EXCERPTED PASSAGE —
-----

Mother Troubles

by joelbear 20 Replies latest jw friends

  • Flip
    Flip

    Joel, I don’t know if my thoughts have already been discussed, but your mother and/or many of your relatives by your description are exhibiting classic dysfunctional behavior. Much like a person who is of an addictive personality for example an alcoholic.

    Your mom may not have had a "drop" during her life. However, she may have been influenced during childhood by someone who has.

    It is hard for me to make decisions for myself now. I get very confused because I try to factor in the feelings of all the people around me so that I don't upset anyone. This hampers my ability to build real relationships with people.

    With your above comments in mind, check out help groups such as Alcoholics Anonymous, etc. (forget the WTBTS they have none) although this seems irrelevant in your case, much of the behavior you seem to be experiencing is similar.

    Most importantly, they will help you identify that you cannot solve the problems of negative people like your mom whom you come in contact with, but teach your self how not to be influenced by their behavior, so you can lead a fuller life.

    What steps your mom takes to resolve her problems, only she can make that decision. They are not yours to make because if you try to solve her problems by compromising who you are for her sake, she will take you down with her. Then we will have two dysfunctional individuals, instead of one.

    Flip

  • Jankyn
    Jankyn

    Like many of the posters, I recognize the scenario. I've also had to limit my contact with my mother for the same sort of reasons.

-----

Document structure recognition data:
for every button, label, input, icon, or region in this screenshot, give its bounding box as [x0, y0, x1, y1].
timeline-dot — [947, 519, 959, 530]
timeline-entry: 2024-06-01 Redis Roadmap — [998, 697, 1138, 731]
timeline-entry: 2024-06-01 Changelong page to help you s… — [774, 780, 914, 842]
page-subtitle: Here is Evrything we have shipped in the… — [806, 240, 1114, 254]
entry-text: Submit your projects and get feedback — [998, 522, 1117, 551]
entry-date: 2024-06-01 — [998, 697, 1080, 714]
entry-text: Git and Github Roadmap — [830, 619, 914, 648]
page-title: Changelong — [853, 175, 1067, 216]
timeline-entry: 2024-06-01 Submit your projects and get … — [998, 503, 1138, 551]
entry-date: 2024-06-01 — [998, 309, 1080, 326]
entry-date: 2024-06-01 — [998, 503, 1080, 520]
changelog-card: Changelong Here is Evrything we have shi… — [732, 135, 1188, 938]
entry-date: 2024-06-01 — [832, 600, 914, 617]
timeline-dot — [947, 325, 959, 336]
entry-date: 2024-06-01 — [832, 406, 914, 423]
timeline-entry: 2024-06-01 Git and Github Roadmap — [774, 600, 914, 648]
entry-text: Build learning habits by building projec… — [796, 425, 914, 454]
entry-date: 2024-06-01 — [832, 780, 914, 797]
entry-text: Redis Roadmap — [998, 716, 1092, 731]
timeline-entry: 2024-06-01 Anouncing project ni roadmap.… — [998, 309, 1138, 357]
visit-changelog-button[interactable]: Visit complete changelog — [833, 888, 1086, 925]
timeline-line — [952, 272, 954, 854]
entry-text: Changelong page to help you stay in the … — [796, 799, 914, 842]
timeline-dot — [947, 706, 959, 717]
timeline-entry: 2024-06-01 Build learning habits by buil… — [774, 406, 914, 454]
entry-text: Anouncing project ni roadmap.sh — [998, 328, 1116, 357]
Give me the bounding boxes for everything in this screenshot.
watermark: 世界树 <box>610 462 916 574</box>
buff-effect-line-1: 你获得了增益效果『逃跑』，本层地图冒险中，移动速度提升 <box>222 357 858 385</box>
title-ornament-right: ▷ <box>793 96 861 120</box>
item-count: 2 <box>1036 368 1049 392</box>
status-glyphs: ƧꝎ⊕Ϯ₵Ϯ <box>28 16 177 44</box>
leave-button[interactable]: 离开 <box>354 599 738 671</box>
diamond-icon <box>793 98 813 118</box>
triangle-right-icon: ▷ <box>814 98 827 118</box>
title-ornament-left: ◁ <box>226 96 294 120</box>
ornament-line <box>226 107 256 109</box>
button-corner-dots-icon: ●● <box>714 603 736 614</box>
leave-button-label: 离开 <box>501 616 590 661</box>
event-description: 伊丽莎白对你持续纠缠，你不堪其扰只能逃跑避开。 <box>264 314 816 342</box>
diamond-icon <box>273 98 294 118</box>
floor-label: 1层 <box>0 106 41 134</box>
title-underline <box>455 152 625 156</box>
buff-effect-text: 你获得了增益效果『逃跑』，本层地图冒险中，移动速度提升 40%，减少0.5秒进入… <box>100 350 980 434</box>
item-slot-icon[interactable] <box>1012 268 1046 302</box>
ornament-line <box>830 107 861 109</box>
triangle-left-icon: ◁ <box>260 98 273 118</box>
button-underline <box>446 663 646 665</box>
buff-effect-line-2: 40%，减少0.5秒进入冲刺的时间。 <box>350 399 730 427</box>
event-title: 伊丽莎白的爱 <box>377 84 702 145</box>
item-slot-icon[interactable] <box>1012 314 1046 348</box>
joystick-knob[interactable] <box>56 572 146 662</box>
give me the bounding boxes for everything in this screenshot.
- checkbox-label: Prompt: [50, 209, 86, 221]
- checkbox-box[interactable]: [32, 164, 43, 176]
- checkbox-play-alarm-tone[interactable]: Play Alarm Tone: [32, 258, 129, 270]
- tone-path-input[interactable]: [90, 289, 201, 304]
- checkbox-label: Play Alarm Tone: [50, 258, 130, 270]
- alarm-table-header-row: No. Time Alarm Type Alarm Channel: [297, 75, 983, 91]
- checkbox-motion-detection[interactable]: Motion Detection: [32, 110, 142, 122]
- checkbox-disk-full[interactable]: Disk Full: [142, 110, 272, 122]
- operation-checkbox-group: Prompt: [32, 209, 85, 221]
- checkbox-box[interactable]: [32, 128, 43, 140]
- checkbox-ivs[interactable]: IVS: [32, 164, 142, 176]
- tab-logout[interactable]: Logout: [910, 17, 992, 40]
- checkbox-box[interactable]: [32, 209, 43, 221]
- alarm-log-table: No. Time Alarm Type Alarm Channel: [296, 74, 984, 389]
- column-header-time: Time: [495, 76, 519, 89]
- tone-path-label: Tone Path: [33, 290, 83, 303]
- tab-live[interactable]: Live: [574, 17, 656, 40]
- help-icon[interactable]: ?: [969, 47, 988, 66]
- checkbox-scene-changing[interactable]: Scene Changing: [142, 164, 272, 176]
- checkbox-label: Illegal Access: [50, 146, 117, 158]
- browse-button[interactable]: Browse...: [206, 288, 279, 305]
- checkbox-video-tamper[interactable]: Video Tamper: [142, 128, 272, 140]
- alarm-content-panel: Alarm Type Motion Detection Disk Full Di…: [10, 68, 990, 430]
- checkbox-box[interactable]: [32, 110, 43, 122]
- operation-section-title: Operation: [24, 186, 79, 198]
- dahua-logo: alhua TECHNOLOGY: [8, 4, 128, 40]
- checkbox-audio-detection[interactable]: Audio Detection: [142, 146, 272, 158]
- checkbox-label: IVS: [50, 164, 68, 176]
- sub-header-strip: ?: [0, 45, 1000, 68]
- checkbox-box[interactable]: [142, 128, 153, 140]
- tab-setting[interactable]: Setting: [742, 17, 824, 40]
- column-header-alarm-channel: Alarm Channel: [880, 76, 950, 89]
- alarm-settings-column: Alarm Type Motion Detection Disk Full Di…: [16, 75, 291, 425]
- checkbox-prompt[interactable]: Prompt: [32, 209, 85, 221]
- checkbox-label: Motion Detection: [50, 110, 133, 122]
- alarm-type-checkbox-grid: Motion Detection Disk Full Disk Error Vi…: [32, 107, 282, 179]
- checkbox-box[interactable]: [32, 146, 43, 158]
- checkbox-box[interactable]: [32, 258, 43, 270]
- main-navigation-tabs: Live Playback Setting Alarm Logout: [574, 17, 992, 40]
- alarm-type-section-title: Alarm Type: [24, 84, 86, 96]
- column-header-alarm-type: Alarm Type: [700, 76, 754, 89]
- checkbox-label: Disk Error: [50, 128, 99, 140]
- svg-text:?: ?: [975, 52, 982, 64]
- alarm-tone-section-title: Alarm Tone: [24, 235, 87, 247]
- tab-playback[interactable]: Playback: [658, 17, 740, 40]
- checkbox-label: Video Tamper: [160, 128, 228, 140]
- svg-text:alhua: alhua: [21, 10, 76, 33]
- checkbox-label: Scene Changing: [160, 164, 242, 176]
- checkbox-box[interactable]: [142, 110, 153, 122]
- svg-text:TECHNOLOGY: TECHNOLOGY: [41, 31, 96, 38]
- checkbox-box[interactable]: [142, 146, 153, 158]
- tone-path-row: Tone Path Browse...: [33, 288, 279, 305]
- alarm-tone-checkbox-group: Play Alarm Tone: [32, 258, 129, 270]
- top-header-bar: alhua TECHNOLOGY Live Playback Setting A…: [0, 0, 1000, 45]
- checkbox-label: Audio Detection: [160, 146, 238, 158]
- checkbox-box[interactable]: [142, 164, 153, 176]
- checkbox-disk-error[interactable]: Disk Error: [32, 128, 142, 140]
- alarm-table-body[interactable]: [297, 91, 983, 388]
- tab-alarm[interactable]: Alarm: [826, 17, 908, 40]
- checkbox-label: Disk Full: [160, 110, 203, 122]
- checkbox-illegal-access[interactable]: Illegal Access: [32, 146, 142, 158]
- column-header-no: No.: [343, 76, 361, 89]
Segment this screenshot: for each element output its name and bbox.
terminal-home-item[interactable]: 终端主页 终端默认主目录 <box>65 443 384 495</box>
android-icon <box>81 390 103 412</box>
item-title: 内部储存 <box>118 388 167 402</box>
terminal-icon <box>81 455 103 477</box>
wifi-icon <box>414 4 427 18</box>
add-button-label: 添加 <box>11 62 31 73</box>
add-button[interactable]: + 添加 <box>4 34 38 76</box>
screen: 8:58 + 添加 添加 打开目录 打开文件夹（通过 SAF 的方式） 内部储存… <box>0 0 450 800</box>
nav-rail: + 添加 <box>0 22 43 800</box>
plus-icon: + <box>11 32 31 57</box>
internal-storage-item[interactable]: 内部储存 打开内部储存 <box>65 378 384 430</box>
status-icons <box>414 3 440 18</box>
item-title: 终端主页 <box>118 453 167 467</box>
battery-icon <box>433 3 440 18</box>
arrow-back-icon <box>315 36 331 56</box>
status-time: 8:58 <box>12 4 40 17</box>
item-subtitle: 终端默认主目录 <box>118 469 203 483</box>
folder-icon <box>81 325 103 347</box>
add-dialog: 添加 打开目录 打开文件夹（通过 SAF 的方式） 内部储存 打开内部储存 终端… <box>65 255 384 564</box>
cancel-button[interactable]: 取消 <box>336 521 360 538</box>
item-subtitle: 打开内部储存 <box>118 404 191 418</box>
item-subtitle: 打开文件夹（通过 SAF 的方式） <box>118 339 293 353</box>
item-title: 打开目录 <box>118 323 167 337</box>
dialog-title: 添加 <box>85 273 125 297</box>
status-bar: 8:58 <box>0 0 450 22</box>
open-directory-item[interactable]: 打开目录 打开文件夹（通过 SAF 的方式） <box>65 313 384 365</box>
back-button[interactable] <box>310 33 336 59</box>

-----

WHAT IS REQUIRED —
Continue the forum thread about mother troubles from its last sentence onward.

WRITTEN RESPONSE —
    The really sad thing is that, even when I do spend time with her, I find myself so emotionally distanced from her that I wonder why I bother.

    Wishin you the best,

    Jankyn

  • safe4kids
    safe4kids

    Joel,

    Just wanted to pop back on and say that I believe the behaviour/thinking pattern that Flip is referring to is called codependence. There are some great websites that discuss it and there is an excellent book called "Codependent No More" which discusses in detail how we can identify codependent behaviours and how to counteract them. Anyway, hope that helps and I hope that you are able to recognize that the problem is with your mom and not you.

    ((((Hugs))))
    Dana

    "Someday we'll find it...the rainbow connection...the lovers, the dreamers and me"

    Kermit the Frog
    "Rainbow Connection"

  • joelbear
    joelbear

    Hi all,

    I appreciate the support very much. I do see a therapist and I have been in Alanon. Both have helped me a great deal. I am much healthier now than I have been in the past. I believe a lot of this is due to the fact that I have stopped trying to relate to my extremely sick witness family.

    They are miserable and yet tell me constantly that the Watchtower organization is the only hope for happiness. AAAAARGH!!! Its mind boggling. For the past 12 years I have tried reasoning, fighting, begging and everything else I could think of to try to get through to them. In December, after a bitter email fight with my brother's wife, I decided to simply give up and cut off relations with all of them.

    I have also read Erroneous Zones by Dwyer and have caught him on TV several times. I do think his advice helps a lot. I don't let my depression keep me completely down. I have a happy relationship with Mitch, have had a good career in banking and am now planning a new career in Sociology or Mathematics. I have friends.

    But, a 1/2 hour talking to my mother and I curl up in the fetal position psychically.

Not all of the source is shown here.